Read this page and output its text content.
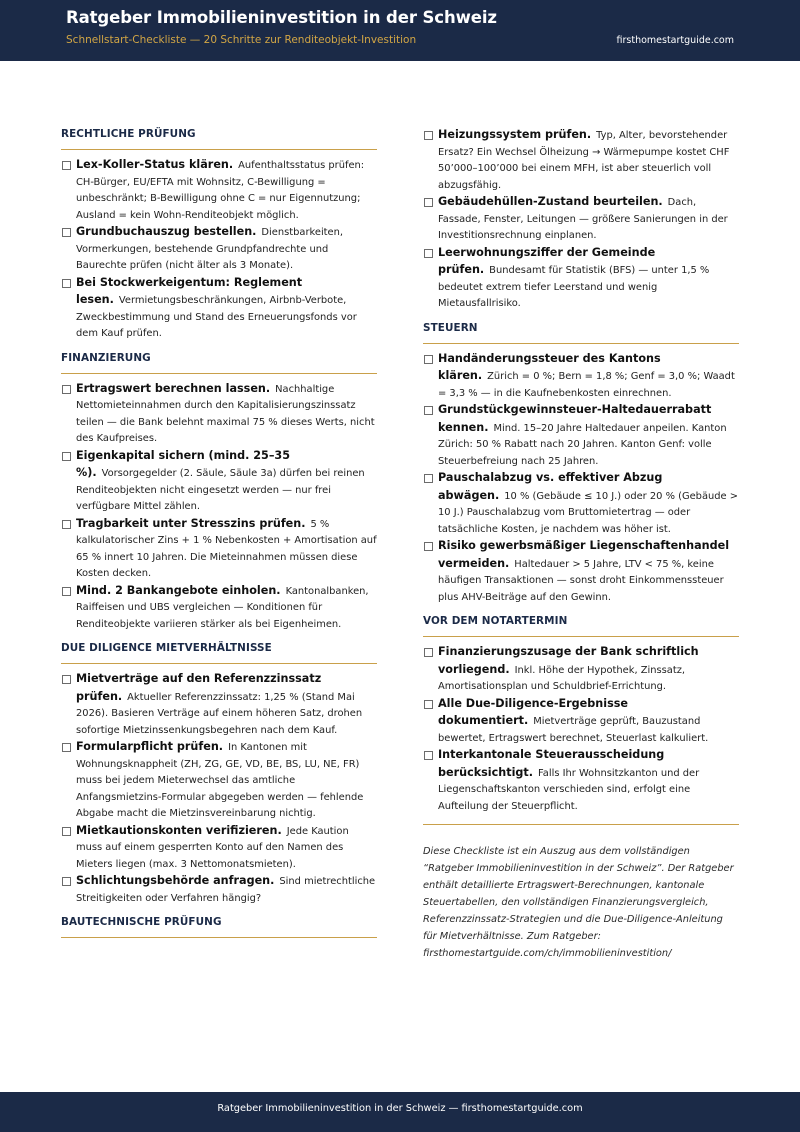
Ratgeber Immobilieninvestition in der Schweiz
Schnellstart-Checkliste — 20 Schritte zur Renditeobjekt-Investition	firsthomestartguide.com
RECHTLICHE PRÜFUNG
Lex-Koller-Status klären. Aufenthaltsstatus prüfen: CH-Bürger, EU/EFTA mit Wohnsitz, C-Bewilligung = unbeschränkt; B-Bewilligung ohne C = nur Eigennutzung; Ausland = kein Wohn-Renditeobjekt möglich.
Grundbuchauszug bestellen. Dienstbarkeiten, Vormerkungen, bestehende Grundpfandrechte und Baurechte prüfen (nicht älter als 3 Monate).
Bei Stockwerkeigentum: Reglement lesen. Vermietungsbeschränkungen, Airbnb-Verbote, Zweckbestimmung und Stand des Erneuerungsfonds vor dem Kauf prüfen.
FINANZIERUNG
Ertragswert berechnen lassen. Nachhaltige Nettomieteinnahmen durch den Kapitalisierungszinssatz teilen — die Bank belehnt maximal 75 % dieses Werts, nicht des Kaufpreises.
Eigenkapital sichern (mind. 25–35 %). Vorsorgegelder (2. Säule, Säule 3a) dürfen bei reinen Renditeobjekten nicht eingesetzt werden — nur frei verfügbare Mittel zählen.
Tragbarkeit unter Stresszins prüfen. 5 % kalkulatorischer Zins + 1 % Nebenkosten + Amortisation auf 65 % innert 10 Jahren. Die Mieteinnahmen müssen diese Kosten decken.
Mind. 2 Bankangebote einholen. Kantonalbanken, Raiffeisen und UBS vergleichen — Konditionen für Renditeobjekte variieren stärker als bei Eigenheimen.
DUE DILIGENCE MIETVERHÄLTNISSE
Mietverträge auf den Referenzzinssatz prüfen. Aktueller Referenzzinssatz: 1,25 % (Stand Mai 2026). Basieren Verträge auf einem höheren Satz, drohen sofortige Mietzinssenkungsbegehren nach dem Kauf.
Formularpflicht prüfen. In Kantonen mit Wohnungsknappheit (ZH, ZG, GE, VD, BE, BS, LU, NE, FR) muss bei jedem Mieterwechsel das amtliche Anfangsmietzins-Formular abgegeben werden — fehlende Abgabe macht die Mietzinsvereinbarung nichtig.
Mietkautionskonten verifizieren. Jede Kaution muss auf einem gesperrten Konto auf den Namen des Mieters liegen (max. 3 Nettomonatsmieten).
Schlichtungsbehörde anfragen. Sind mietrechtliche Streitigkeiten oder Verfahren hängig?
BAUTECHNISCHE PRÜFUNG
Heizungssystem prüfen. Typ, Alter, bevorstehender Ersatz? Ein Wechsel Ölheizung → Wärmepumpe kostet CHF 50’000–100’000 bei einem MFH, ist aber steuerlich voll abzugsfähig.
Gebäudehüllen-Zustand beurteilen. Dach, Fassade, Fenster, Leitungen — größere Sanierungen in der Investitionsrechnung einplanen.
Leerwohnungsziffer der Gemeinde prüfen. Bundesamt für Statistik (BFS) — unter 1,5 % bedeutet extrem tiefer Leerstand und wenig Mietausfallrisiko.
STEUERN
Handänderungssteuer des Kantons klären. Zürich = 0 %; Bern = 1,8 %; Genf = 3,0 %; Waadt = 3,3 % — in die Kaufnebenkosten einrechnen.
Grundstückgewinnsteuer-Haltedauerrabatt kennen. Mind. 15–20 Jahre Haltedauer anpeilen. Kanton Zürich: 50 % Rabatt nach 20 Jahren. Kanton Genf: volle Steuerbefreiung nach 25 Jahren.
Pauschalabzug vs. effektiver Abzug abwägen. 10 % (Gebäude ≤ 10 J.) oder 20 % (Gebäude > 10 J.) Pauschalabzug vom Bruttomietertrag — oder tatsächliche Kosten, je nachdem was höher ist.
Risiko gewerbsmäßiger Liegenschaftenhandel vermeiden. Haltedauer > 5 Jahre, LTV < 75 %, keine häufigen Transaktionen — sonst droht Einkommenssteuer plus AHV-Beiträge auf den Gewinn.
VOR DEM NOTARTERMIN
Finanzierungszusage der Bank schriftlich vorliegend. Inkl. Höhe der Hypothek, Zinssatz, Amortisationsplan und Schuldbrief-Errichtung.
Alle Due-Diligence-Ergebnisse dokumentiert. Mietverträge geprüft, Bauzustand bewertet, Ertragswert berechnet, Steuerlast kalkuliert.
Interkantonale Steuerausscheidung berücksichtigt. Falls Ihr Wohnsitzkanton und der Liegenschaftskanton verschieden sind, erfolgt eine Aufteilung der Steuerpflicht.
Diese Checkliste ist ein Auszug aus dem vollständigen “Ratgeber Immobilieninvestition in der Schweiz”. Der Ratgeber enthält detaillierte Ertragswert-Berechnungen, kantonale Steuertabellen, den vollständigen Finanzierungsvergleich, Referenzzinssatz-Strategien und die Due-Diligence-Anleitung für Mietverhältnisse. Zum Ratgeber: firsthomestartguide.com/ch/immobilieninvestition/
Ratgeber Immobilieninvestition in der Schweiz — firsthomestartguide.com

:::

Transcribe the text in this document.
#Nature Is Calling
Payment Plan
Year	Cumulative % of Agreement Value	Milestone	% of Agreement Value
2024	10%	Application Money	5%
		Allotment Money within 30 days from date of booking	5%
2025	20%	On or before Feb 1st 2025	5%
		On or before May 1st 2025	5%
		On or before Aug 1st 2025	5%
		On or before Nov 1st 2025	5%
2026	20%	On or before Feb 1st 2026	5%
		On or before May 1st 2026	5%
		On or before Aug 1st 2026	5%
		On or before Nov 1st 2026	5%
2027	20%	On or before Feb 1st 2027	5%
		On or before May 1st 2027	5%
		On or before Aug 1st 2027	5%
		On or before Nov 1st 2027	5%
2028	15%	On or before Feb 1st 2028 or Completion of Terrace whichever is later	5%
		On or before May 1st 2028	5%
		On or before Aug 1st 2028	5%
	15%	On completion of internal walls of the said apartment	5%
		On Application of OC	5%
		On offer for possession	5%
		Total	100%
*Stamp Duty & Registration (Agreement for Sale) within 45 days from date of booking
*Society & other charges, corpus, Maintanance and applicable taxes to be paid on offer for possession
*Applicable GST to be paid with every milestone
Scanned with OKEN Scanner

:::

**Task details**.
Go through the data and gather every line that holds "klären".

**Output of the task**.
Lex-Koller-Status klären. Aufenthaltsstatus prüfen: CH-Bürger, EU/EFTA mit Wohnsitz, C-Bewilligung = unbeschränkt; B-Bewilligung ohne C = nur Eigennutzung; Ausland = kein Wohn-Renditeobjekt möglich.
Handänderungssteuer des Kantons klären. Zürich = 0 %; Bern = 1,8 %; Genf = 3,0 %; Waadt = 3,3 % — in die Kaufnebenkosten einrechnen.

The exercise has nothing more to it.